▸ **DO THIS**
In the data below, find each line containing the string "value" and return it.

[start MATERIAL SUPPLIED]

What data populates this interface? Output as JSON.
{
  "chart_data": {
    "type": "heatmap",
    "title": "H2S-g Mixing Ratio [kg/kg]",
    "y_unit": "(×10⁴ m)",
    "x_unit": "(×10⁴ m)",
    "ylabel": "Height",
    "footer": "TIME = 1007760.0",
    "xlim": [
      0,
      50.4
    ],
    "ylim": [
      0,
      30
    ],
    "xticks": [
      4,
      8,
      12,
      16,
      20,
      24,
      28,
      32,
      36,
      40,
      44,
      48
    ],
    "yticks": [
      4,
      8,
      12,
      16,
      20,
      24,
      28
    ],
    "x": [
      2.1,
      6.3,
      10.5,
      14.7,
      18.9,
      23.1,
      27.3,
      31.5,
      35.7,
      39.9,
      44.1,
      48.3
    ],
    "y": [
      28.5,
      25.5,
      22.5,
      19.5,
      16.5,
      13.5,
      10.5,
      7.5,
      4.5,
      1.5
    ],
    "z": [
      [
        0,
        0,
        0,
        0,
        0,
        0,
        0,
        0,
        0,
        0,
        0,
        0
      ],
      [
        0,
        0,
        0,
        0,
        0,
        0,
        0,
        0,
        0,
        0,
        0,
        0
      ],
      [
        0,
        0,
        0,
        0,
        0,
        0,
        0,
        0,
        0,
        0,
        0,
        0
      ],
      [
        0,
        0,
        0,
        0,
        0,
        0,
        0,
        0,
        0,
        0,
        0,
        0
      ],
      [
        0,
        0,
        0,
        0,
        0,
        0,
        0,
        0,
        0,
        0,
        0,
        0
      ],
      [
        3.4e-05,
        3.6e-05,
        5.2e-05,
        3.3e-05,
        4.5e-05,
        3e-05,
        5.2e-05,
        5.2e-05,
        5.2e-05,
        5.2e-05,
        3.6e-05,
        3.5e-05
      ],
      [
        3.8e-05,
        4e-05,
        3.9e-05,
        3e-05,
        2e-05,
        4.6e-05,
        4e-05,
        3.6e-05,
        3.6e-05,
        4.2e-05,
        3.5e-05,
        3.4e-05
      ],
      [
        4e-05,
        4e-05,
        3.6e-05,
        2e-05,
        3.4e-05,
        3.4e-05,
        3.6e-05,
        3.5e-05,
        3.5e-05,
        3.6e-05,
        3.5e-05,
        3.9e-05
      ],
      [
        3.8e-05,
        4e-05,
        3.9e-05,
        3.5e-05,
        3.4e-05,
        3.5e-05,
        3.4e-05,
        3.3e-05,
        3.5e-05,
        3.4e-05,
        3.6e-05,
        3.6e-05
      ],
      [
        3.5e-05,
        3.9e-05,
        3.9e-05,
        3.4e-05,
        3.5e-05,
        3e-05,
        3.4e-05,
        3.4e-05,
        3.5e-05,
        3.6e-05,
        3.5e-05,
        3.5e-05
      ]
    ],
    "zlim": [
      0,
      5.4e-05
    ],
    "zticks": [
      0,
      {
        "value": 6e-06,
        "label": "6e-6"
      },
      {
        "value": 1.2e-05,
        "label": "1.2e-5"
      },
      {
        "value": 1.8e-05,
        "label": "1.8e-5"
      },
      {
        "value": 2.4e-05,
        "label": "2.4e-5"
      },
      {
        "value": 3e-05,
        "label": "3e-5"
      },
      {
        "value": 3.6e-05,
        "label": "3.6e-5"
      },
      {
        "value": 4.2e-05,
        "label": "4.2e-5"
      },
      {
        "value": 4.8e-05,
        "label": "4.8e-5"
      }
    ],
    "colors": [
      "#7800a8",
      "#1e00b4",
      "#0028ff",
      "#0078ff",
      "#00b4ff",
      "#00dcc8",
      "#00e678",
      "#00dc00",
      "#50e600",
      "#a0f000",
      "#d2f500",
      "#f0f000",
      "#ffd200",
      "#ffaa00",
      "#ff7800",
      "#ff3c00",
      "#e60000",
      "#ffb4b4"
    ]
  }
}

[end MATERIAL SUPPLIED]

▸ **ANSWER BELOW**
        "value": 6e-06,
        "value": 1.2e-05,
        "value": 1.8e-05,
        "value": 2.4e-05,
        "value": 3e-05,
        "value": 3.6e-05,
        "value": 4.2e-05,
        "value": 4.8e-05,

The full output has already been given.